E chegou a
primavera

 

O dia 18 de abril de 1948 na lembrança do presidente da Fiat. Por trás do cenário do confronto até mesmo áspero entre as coalizões opostas, colhia-se a vitalidade de um país que exprimia uma aspiração em agir, uma vontade de protagonismo

 

Giovanni Agnelli

 

Giovanni Agnelli em 1948, jovem prefeito de Villar Perosa, nas proximidades de Pinerolo

     A lembrança que conservo de Turim, na proximidade das eleições do dia 18 de abril de 1948, é a de uma cidade que participava intensamente dos anseios, das esperanças e dos temores dominantes num país que estava para colocar pela primeira vez à prova a própria democracia.
     Este meio século transcorrido dificulta a narração da realidade em que estávamos todos imersos e que vivi não apenas através do observatório industrial da Fiat, mas também como jovem prefeito de Villar Perosa, pequena cidadezinha nas proximidades de Pinerolo.
     Pode-se dizer que, por um lado, havia a percepção das grandes energias, individuais e coletivas, que estavam se mobilizando para que nas fábricas se recomeçasse a produzir; por outro, a paixão e a militância política pareciam espalhar-se por todos os ambientes: também os lugares de produção pareciam transformados em arena de debate público, muitas vezes dilacerado pelo espírito de facção.
     A Fiat ocupava o centro do cenário social de Turim, por motivo das próprias dimensões insólitas no contexto da economia italiana. Todos os dias a jornada normal nas oficinas e nos departamentos era interrompida pelas manifestações políticas. Sob o manto ainda unitário da Cgil [Confederação Geral dos Trabalhadores Italianos], os conflitos entre os militantes da esquerda comunista e socialista e os do movimento cristão-social tornavam-se cada vez mais ásperos. A unidade sindical que resistiu por mais alguns meses depois do resultado das eleições de 18 de abril de 1948, dissolvera-se no verão seguinte, quando as desordens que seguiram o atentado a Palmiro Togliatti teriam se culminado na ocupação da fábrica Fiat de Mirafiori e no "seqüestro" do professor Valletta, presidente da Fiat.
     A memória daquelas jornadas e daqueles meses traz à lembrança, como já disse, um misto de expectativas e de temores. Certamente foi, sobretudo, uma época de grandes esperanças, privadas e públicas. Com o final da guerra, víamos diante de nós o objetivo alcançável de uma sociedade maior, mais próspera, mais livre do que aquela em que crescemos.

◇ ◇ ◇ ◇

(Tarefas):
a – No texto sobre as eleições de 1948, de que cidadezinha Giovanni Agnelli era prefeito?
b – Reescreva o trecho do texto sobre as eleições de 1948 entre "Giovanni Agnelli em" e "a própria democracia.", inclusive, trocando "temores" por "receios".

◇ ◇ ◇ ◇

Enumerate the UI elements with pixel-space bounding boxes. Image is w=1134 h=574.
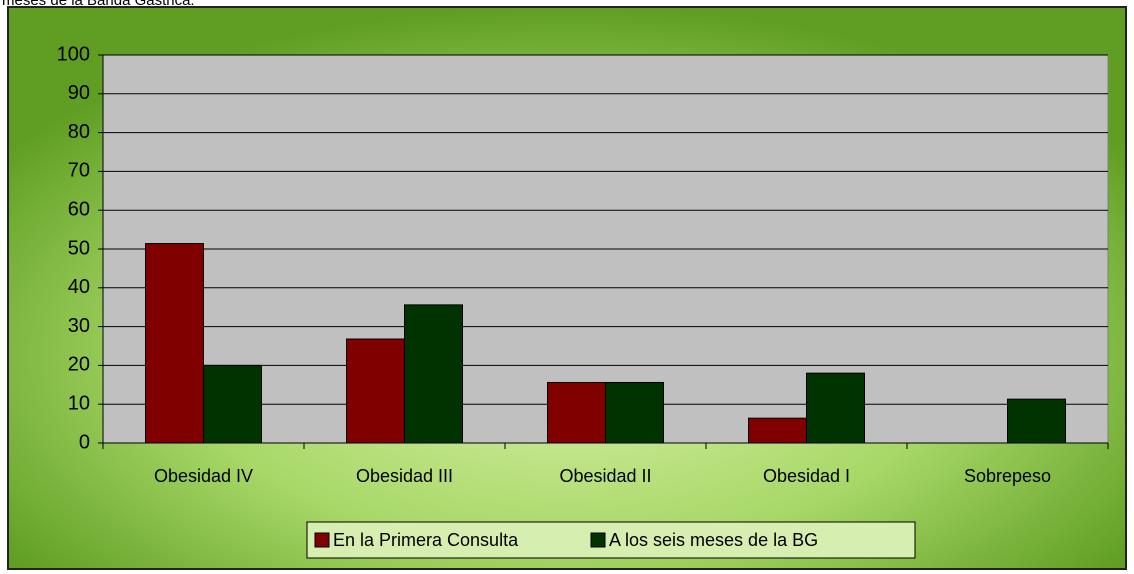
y-tick-label: 70 (68, 160, 90, 182)
bar (605, 381, 664, 444)
legend-box (306, 521, 916, 559)
legend-label: En la Primera Consulta (333, 530, 519, 550)
y-tick-label: 10 (68, 392, 90, 414)
x-tick-label: Obesidad III (356, 466, 453, 486)
caption: meses de la Banda Gástrica. (2, 0, 195, 9)
y-tick-label: 80 (68, 121, 90, 143)
y-tick-label: 20 (68, 354, 90, 376)
x-tick-label: Obesidad I (763, 466, 850, 486)
legend-swatch (314, 532, 330, 548)
bar (145, 243, 204, 444)
x-tick-label: Sobrepeso (964, 466, 1051, 486)
bar (547, 381, 606, 444)
y-tick-label: 30 (68, 315, 90, 337)
y-tick-label: 50 (68, 237, 90, 259)
legend-swatch (590, 532, 606, 548)
bar (346, 338, 405, 444)
bar (1007, 398, 1066, 444)
bar (404, 304, 463, 444)
x-tick-label: Obesidad II (559, 466, 651, 486)
legend-label: A los seis meses de la BG (609, 530, 818, 550)
y-tick-label: 40 (68, 276, 90, 298)
y-tick-label: 0 (79, 431, 90, 453)
bar (203, 364, 262, 444)
x-tick-label: Obesidad IV (154, 466, 253, 486)
y-tick-label: 60 (68, 198, 90, 220)
y-tick-label: 90 (68, 82, 90, 104)
bar (806, 372, 865, 444)
y-tick-label: 100 (57, 43, 90, 65)
bar (748, 417, 807, 444)
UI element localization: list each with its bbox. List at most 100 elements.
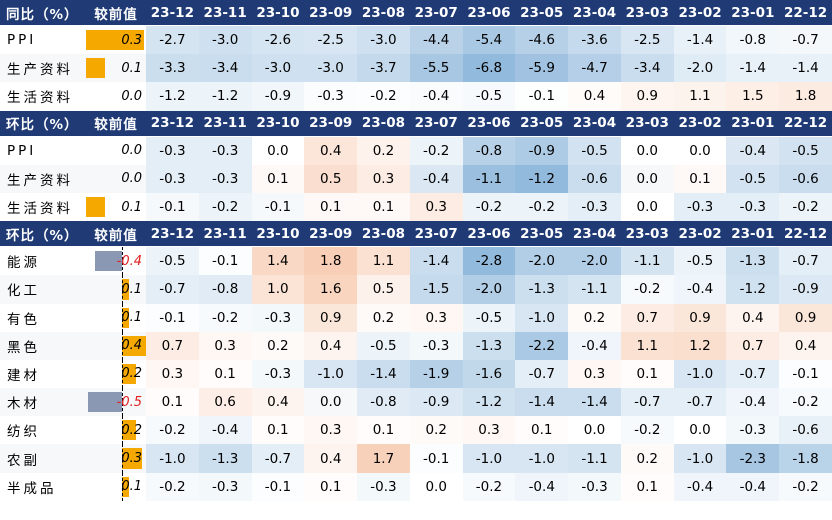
month-header: 23-02 xyxy=(673,221,727,248)
month-header: 23-01 xyxy=(726,110,780,137)
delta-value: -0.4 xyxy=(116,253,142,269)
value-cell: -0.3 xyxy=(198,164,252,193)
value-cell: 0.1 xyxy=(357,416,410,445)
delta-cell: 0.1 xyxy=(86,54,146,82)
month-header: 23-01 xyxy=(726,0,780,26)
value-cell: -0.1 xyxy=(146,192,199,222)
value-cell: -0.7 xyxy=(251,444,305,473)
value-cell: -2.6 xyxy=(251,25,305,55)
delta-bar xyxy=(86,58,106,79)
month-header: 23-12 xyxy=(146,221,199,248)
delta-value: 0.1 xyxy=(121,60,142,76)
month-header: 22-12 xyxy=(779,221,832,248)
row-label: PPI xyxy=(7,142,37,159)
value-cell: -1.5 xyxy=(409,275,463,304)
delta-bar xyxy=(86,30,144,51)
value-cell: 0.0 xyxy=(319,394,342,411)
value-cell: -0.4 xyxy=(726,136,780,165)
month-header: 23-02 xyxy=(673,110,727,137)
delta-value: 0.0 xyxy=(121,88,142,104)
month-header: 23-04 xyxy=(568,110,621,137)
delta-cell: 0.3 xyxy=(86,26,146,55)
value-cell: -0.8 xyxy=(198,275,252,304)
value-cell: -6.8 xyxy=(462,54,516,83)
value-cell: -2.7 xyxy=(146,25,199,55)
delta-value: -0.5 xyxy=(116,394,142,410)
value-cell: -2.0 xyxy=(673,54,727,83)
value-cell: 0.0 xyxy=(636,170,659,187)
value-cell: -0.2 xyxy=(779,472,832,501)
value-cell: -0.4 xyxy=(673,472,727,501)
value-cell: 1.1 xyxy=(620,331,674,360)
value-cell: -1.0 xyxy=(673,359,727,389)
value-cell: -1.4 xyxy=(409,246,463,276)
value-cell: -0.1 xyxy=(779,359,832,389)
value-cell: -0.7 xyxy=(515,359,569,389)
delta-value: 0.1 xyxy=(121,479,142,495)
value-cell: -0.3 xyxy=(198,472,252,501)
value-cell: 0.4 xyxy=(568,82,621,111)
month-header: 23-03 xyxy=(620,0,674,26)
delta-zero-axis xyxy=(122,416,123,445)
value-cell: 0.0 xyxy=(689,422,711,439)
value-cell: -1.2 xyxy=(146,82,199,111)
table-row: 半成品 0.1 -0.2 -0.3 -0.1 0.1 -0.3 0.0 -0.2 -0.4 -0.3… xyxy=(0,472,832,501)
value-cell: -3.7 xyxy=(357,54,410,83)
section-header-mom: 环比（%） 较前值 23-12 23-11 23-10 23-09 23-08 23-07 23… xyxy=(0,110,832,137)
value-cell: -1.4 xyxy=(726,54,780,83)
month-header: 23-09 xyxy=(304,221,358,248)
table-row: 化工 0.1 -0.7 -0.8 1.0 1.6 0.5 -1.5 -2.0 -1.3 -1.1 -0… xyxy=(0,275,832,304)
value-cell: -0.5 xyxy=(357,331,410,360)
delta-cell: 0.0 xyxy=(86,82,146,110)
delta-cell: 0.2 xyxy=(86,416,146,445)
month-header: 23-09 xyxy=(304,110,358,137)
value-cell: -2.5 xyxy=(620,25,674,55)
month-header: 23-08 xyxy=(357,221,410,248)
value-cell: 1.8 xyxy=(779,82,832,111)
table-row: PPI 0.3 -2.7 -3.0 -2.6 -2.5 -3.0 -4.4 -5.4 -4.6 -3… xyxy=(0,25,832,55)
value-cell: 0.2 xyxy=(568,303,621,332)
value-cell: 0.3 xyxy=(409,192,463,222)
value-cell: 0.7 xyxy=(146,331,199,360)
value-cell: -1.0 xyxy=(673,444,727,473)
value-cell: 1.8 xyxy=(304,246,358,276)
value-cell: -1.1 xyxy=(462,164,516,193)
value-cell: -0.5 xyxy=(673,246,727,276)
row-label: 黑色 xyxy=(7,339,40,356)
value-cell: 0.9 xyxy=(779,303,832,332)
month-header: 23-07 xyxy=(409,0,463,26)
value-cell: 1.1 xyxy=(673,82,727,111)
month-header: 23-06 xyxy=(462,0,516,26)
value-cell: -0.4 xyxy=(409,164,463,193)
month-header: 23-06 xyxy=(462,110,516,137)
delta-value: 0.4 xyxy=(121,338,142,354)
value-cell: -5.9 xyxy=(515,54,569,83)
value-cell: -0.6 xyxy=(568,164,621,193)
delta-cell: 0.1 xyxy=(86,303,146,332)
value-cell: -0.1 xyxy=(251,472,305,501)
value-cell: 0.3 xyxy=(462,416,516,445)
value-cell: -0.8 xyxy=(726,25,780,55)
month-header: 23-11 xyxy=(198,110,252,137)
value-cell: -1.1 xyxy=(568,275,621,304)
value-cell: -0.3 xyxy=(251,359,305,389)
value-cell: -0.2 xyxy=(462,192,516,222)
value-cell: 0.4 xyxy=(304,136,358,165)
value-cell: 0.3 xyxy=(304,416,358,445)
value-cell: -0.2 xyxy=(146,416,199,445)
table-row: 纺织 0.2 -0.2 -0.4 0.1 0.3 0.1 0.2 0.3 0.1 0.0 -0.2 0.… xyxy=(0,416,832,445)
row-label: 建材 xyxy=(7,367,40,384)
value-cell: -0.4 xyxy=(726,472,780,501)
value-cell: 0.0 xyxy=(425,478,447,495)
value-cell: -0.1 xyxy=(409,444,463,473)
value-cell: -0.2 xyxy=(620,416,674,445)
value-cell: -5.5 xyxy=(409,54,463,83)
value-cell: -0.7 xyxy=(673,388,727,417)
value-cell: 0.1 xyxy=(357,192,410,222)
delta-value: 0.2 xyxy=(121,366,142,382)
table-row: 生活资料 0.0 -1.2 -1.2 -0.9 -0.3 -0.2 -0.4 -0.5 -0.1 0… xyxy=(0,82,832,111)
value-cell: 0.1 xyxy=(620,472,674,501)
table-row: 建材 0.2 0.3 0.1 -0.3 -1.0 -1.4 -1.9 -1.6 -0.7 0.3 0.… xyxy=(0,359,832,389)
delta-cell: 0.1 xyxy=(86,472,146,501)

◇ ◇ ◇ ◇

(Respostas finais):
a – Villar Perosa, nas proximidades de Pinerolo.

b –
Giovanni Agnelli em 1948, jovem prefeito de Villar Perosa, nas proximidades de Pinerolo

     A lembrança que conservo de Turim, na proximidade das eleições do dia 18 de abril de 1948, é a de uma cidade que participava intensamente dos anseios, das esperanças e dos receios dominantes num país que estava para colocar pela primeira vez à prova a própria democracia.